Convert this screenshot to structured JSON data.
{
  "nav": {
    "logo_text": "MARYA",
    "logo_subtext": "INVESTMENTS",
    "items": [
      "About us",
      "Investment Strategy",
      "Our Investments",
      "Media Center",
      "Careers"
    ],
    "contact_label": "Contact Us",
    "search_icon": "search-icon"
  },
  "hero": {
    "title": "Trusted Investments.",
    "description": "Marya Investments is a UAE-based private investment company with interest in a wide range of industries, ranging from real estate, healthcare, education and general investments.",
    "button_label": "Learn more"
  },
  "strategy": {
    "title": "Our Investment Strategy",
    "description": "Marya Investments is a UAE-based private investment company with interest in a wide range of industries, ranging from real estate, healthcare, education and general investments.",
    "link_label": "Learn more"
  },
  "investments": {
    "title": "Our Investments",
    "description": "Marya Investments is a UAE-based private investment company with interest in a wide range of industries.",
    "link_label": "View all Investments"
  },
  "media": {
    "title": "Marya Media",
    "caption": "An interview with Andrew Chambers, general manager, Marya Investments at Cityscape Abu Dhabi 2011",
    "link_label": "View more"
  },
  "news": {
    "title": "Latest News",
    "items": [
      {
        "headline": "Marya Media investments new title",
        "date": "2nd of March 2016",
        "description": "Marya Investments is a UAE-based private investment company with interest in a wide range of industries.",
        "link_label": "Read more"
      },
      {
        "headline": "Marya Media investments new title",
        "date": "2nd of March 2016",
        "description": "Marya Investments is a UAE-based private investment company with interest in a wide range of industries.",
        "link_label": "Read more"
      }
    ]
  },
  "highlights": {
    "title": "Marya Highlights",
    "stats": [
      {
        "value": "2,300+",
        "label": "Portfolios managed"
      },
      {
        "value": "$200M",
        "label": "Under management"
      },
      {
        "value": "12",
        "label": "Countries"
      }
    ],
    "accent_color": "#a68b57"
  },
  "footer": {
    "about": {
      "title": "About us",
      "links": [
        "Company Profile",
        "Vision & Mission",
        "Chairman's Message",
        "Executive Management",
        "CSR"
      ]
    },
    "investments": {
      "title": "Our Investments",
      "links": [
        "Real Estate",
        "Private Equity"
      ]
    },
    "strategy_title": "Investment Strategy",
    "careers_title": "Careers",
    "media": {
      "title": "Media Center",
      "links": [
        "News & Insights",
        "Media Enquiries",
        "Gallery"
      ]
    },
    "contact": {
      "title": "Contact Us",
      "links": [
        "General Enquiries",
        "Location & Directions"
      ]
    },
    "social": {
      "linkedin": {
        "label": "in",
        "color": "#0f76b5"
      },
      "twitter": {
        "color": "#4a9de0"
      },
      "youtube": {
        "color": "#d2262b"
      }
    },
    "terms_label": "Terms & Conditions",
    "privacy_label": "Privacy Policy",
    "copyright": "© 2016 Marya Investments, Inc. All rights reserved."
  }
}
------------------------------------------------
• _Request_
The records above should be restated word for word, please.

• _Result for this exercise_
Convert this screenshot to structured JSON data.
{
  "nav": {
    "logo_text": "MARYA",
    "logo_subtext": "INVESTMENTS",
    "items": [
      "About us",
      "Investment Strategy",
      "Our Investments",
      "Media Center",
      "Careers"
    ],
    "contact_label": "Contact Us",
    "search_icon": "search-icon"
  },
  "hero": {
    "title": "Trusted Investments.",
    "description": "Marya Investments is a UAE-based private investment company with interest in a wide range of industries, ranging from real estate, healthcare, education and general investments.",
    "button_label": "Learn more"
  },
  "strategy": {
    "title": "Our Investment Strategy",
    "description": "Marya Investments is a UAE-based private investment company with interest in a wide range of industries, ranging from real estate, healthcare, education and general investments.",
    "link_label": "Learn more"
  },
  "investments": {
    "title": "Our Investments",
    "description": "Marya Investments is a UAE-based private investment company with interest in a wide range of industries.",
    "link_label": "View all Investments"
  },
  "media": {
    "title": "Marya Media",
    "caption": "An interview with Andrew Chambers, general manager, Marya Investments at Cityscape Abu Dhabi 2011",
    "link_label": "View more"
  },
  "news": {
    "title": "Latest News",
    "items": [
      {
        "headline": "Marya Media investments new title",
        "date": "2nd of March 2016",
        "description": "Marya Investments is a UAE-based private investment company with interest in a wide range of industries.",
        "link_label": "Read more"
      },
      {
        "headline": "Marya Media investments new title",
        "date": "2nd of March 2016",
        "description": "Marya Investments is a UAE-based private investment company with interest in a wide range of industries.",
        "link_label": "Read more"
      }
    ]
  },
  "highlights": {
    "title": "Marya Highlights",
    "stats": [
      {
        "value": "2,300+",
        "label": "Portfolios managed"
      },
      {
        "value": "$200M",
        "label": "Under management"
      },
      {
        "value": "12",
        "label": "Countries"
      }
    ],
    "accent_color": "#a68b57"
  },
  "footer": {
    "about": {
      "title": "About us",
      "links": [
        "Company Profile",
        "Vision & Mission",
        "Chairman's Message",
        "Executive Management",
        "CSR"
      ]
    },
    "investments": {
      "title": "Our Investments",
      "links": [
        "Real Estate",
        "Private Equity"
      ]
    },
    "strategy_title": "Investment Strategy",
    "careers_title": "Careers",
    "media": {
      "title": "Media Center",
      "links": [
        "News & Insights",
        "Media Enquiries",
        "Gallery"
      ]
    },
    "contact": {
      "title": "Contact Us",
      "links": [
        "General Enquiries",
        "Location & Directions"
      ]
    },
    "social": {
      "linkedin": {
        "label": "in",
        "color": "#0f76b5"
      },
      "twitter": {
        "color": "#4a9de0"
      },
      "youtube": {
        "color": "#d2262b"
      }
    },
    "terms_label": "Terms & Conditions",
    "privacy_label": "Privacy Policy",
    "copyright": "© 2016 Marya Investments, Inc. All rights reserved."
  }
}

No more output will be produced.